## [SET PROBLEM]
Write every line of the material out exactly as shown.

--- START OF DATASET RECORDS ---

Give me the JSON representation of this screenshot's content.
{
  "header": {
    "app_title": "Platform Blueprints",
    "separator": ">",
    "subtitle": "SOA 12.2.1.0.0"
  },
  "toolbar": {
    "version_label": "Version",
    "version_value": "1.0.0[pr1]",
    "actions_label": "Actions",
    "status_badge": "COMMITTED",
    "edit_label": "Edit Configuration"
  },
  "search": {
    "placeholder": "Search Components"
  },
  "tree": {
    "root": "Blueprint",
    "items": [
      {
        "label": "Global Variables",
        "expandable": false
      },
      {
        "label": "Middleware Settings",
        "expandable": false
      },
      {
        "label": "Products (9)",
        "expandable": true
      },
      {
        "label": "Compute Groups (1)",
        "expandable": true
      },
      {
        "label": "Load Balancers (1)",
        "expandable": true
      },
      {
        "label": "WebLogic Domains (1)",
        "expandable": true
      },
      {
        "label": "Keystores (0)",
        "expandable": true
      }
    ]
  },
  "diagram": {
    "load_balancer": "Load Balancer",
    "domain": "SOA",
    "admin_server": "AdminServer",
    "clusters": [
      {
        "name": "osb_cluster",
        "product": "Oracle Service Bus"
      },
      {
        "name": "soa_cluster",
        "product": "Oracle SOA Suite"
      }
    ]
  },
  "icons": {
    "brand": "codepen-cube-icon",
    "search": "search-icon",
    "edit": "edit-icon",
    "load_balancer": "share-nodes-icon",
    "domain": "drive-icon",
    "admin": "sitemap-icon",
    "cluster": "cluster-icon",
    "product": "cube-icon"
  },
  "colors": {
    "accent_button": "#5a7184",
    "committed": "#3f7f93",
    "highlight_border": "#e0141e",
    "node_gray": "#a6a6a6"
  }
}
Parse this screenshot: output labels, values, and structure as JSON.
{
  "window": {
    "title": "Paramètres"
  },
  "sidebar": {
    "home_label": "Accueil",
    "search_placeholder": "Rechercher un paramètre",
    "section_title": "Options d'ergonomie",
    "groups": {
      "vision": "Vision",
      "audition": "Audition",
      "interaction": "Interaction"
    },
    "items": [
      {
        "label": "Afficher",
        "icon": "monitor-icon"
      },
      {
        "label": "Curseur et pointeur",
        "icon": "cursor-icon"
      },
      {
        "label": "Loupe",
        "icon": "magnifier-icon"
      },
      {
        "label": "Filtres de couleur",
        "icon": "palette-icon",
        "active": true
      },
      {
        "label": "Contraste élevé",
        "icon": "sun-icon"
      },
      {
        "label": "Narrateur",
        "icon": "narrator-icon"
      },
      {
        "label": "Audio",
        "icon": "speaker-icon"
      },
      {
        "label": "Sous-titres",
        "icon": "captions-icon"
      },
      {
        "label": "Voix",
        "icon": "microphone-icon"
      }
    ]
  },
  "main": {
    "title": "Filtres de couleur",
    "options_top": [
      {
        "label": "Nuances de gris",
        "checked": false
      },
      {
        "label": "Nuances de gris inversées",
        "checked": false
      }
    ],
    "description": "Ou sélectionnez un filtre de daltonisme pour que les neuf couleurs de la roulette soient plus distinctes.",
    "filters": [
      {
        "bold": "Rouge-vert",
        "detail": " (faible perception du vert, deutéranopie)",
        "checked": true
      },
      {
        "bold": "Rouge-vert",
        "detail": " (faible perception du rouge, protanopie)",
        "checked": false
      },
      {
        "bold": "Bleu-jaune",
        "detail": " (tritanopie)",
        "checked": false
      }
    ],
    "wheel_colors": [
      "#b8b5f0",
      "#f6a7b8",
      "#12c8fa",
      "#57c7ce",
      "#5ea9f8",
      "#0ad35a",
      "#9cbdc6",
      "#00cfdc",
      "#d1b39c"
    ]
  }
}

--- END OF DATASET RECORDS ---

## [TASK RESULT]
Give me the JSON representation of this screenshot's content.
{
  "header": {
    "app_title": "Platform Blueprints",
    "separator": ">",
    "subtitle": "SOA 12.2.1.0.0"
  },
  "toolbar": {
    "version_label": "Version",
    "version_value": "1.0.0[pr1]",
    "actions_label": "Actions",
    "status_badge": "COMMITTED",
    "edit_label": "Edit Configuration"
  },
  "search": {
    "placeholder": "Search Components"
  },
  "tree": {
    "root": "Blueprint",
    "items": [
      {
        "label": "Global Variables",
        "expandable": false
      },
      {
        "label": "Middleware Settings",
        "expandable": false
      },
      {
        "label": "Products (9)",
        "expandable": true
      },
      {
        "label": "Compute Groups (1)",
        "expandable": true
      },
      {
        "label": "Load Balancers (1)",
        "expandable": true
      },
      {
        "label": "WebLogic Domains (1)",
        "expandable": true
      },
      {
        "label": "Keystores (0)",
        "expandable": true
      }
    ]
  },
  "diagram": {
    "load_balancer": "Load Balancer",
    "domain": "SOA",
    "admin_server": "AdminServer",
    "clusters": [
      {
        "name": "osb_cluster",
        "product": "Oracle Service Bus"
      },
      {
        "name": "soa_cluster",
        "product": "Oracle SOA Suite"
      }
    ]
  },
  "icons": {
    "brand": "codepen-cube-icon",
    "search": "search-icon",
    "edit": "edit-icon",
    "load_balancer": "share-nodes-icon",
    "domain": "drive-icon",
    "admin": "sitemap-icon",
    "cluster": "cluster-icon",
    "product": "cube-icon"
  },
  "colors": {
    "accent_button": "#5a7184",
    "committed": "#3f7f93",
    "highlight_border": "#e0141e",
    "node_gray": "#a6a6a6"
  }
}
Parse this screenshot: output labels, values, and structure as JSON.
{
  "window": {
    "title": "Paramètres"
  },
  "sidebar": {
    "home_label": "Accueil",
    "search_placeholder": "Rechercher un paramètre",
    "section_title": "Options d'ergonomie",
    "groups": {
      "vision": "Vision",
      "audition": "Audition",
      "interaction": "Interaction"
    },
    "items": [
      {
        "label": "Afficher",
        "icon": "monitor-icon"
      },
      {
        "label": "Curseur et pointeur",
        "icon": "cursor-icon"
      },
      {
        "label": "Loupe",
        "icon": "magnifier-icon"
      },
      {
        "label": "Filtres de couleur",
        "icon": "palette-icon",
        "active": true
      },
      {
        "label": "Contraste élevé",
        "icon": "sun-icon"
      },
      {
        "label": "Narrateur",
        "icon": "narrator-icon"
      },
      {
        "label": "Audio",
        "icon": "speaker-icon"
      },
      {
        "label": "Sous-titres",
        "icon": "captions-icon"
      },
      {
        "label": "Voix",
        "icon": "microphone-icon"
      }
    ]
  },
  "main": {
    "title": "Filtres de couleur",
    "options_top": [
      {
        "label": "Nuances de gris",
        "checked": false
      },
      {
        "label": "Nuances de gris inversées",
        "checked": false
      }
    ],
    "description": "Ou sélectionnez un filtre de daltonisme pour que les neuf couleurs de la roulette soient plus distinctes.",
    "filters": [
      {
        "bold": "Rouge-vert",
        "detail": " (faible perception du vert, deutéranopie)",
        "checked": true
      },
      {
        "bold": "Rouge-vert",
        "detail": " (faible perception du rouge, protanopie)",
        "checked": false
      },
      {
        "bold": "Bleu-jaune",
        "detail": " (tritanopie)",
        "checked": false
      }
    ],
    "wheel_colors": [
      "#b8b5f0",
      "#f6a7b8",
      "#12c8fa",
      "#57c7ce",
      "#5ea9f8",
      "#0ad35a",
      "#9cbdc6",
      "#00cfdc",
      "#d1b39c"
    ]
  }
}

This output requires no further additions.